**PROBLEM DETAILS:**
Quote every entry word for word.

**MATERIAL PROVIDED:**
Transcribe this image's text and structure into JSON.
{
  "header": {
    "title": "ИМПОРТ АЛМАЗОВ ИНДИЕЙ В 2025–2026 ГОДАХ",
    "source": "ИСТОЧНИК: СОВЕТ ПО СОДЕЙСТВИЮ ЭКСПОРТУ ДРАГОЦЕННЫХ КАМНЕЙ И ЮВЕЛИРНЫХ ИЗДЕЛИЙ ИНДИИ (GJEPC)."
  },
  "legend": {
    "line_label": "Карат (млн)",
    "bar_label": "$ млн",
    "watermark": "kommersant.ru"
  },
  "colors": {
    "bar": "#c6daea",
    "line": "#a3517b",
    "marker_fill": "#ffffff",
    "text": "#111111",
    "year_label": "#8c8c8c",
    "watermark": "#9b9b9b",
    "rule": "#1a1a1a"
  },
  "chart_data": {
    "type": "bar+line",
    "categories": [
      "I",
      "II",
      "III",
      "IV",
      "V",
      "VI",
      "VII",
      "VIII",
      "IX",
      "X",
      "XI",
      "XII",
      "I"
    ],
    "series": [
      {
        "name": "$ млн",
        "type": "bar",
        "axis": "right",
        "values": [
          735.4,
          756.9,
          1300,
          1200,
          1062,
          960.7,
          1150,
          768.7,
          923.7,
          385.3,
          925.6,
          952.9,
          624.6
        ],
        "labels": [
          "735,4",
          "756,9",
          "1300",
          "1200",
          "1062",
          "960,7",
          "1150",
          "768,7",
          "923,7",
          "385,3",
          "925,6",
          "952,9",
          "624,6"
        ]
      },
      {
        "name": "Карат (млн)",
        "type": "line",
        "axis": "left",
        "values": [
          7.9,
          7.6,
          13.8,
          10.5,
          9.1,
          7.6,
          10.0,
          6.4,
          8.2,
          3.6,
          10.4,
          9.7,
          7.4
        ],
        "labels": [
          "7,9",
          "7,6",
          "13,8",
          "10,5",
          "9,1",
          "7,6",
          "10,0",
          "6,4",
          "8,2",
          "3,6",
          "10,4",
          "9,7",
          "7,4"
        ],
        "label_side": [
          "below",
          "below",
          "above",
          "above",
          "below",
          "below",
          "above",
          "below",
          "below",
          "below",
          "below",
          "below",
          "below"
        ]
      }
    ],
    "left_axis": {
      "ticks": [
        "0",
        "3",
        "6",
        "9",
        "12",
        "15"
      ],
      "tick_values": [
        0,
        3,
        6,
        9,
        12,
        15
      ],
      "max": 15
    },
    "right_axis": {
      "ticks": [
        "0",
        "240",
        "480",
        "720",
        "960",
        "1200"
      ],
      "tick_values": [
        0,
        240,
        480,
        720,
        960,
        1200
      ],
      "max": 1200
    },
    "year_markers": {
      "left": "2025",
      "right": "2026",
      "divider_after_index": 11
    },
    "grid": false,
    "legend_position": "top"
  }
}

**THE COMPLETED TASK:**
Transcribe this image's text and structure into JSON.
{
  "header": {
    "title": "ИМПОРТ АЛМАЗОВ ИНДИЕЙ В 2025–2026 ГОДАХ",
    "source": "ИСТОЧНИК: СОВЕТ ПО СОДЕЙСТВИЮ ЭКСПОРТУ ДРАГОЦЕННЫХ КАМНЕЙ И ЮВЕЛИРНЫХ ИЗДЕЛИЙ ИНДИИ (GJEPC)."
  },
  "legend": {
    "line_label": "Карат (млн)",
    "bar_label": "$ млн",
    "watermark": "kommersant.ru"
  },
  "colors": {
    "bar": "#c6daea",
    "line": "#a3517b",
    "marker_fill": "#ffffff",
    "text": "#111111",
    "year_label": "#8c8c8c",
    "watermark": "#9b9b9b",
    "rule": "#1a1a1a"
  },
  "chart_data": {
    "type": "bar+line",
    "categories": [
      "I",
      "II",
      "III",
      "IV",
      "V",
      "VI",
      "VII",
      "VIII",
      "IX",
      "X",
      "XI",
      "XII",
      "I"
    ],
    "series": [
      {
        "name": "$ млн",
        "type": "bar",
        "axis": "right",
        "values": [
          735.4,
          756.9,
          1300,
          1200,
          1062,
          960.7,
          1150,
          768.7,
          923.7,
          385.3,
          925.6,
          952.9,
          624.6
        ],
        "labels": [
          "735,4",
          "756,9",
          "1300",
          "1200",
          "1062",
          "960,7",
          "1150",
          "768,7",
          "923,7",
          "385,3",
          "925,6",
          "952,9",
          "624,6"
        ]
      },
      {
        "name": "Карат (млн)",
        "type": "line",
        "axis": "left",
        "values": [
          7.9,
          7.6,
          13.8,
          10.5,
          9.1,
          7.6,
          10.0,
          6.4,
          8.2,
          3.6,
          10.4,
          9.7,
          7.4
        ],
        "labels": [
          "7,9",
          "7,6",
          "13,8",
          "10,5",
          "9,1",
          "7,6",
          "10,0",
          "6,4",
          "8,2",
          "3,6",
          "10,4",
          "9,7",
          "7,4"
        ],
        "label_side": [
          "below",
          "below",
          "above",
          "above",
          "below",
          "below",
          "above",
          "below",
          "below",
          "below",
          "below",
          "below",
          "below"
        ]
      }
    ],
    "left_axis": {
      "ticks": [
        "0",
        "3",
        "6",
        "9",
        "12",
        "15"
      ],
      "tick_values": [
        0,
        3,
        6,
        9,
        12,
        15
      ],
      "max": 15
    },
    "right_axis": {
      "ticks": [
        "0",
        "240",
        "480",
        "720",
        "960",
        "1200"
      ],
      "tick_values": [
        0,
        240,
        480,
        720,
        960,
        1200
      ],
      "max": 1200
    },
    "year_markers": {
      "left": "2025",
      "right": "2026",
      "divider_after_index": 11
    },
    "grid": false,
    "legend_position": "top"
  }
}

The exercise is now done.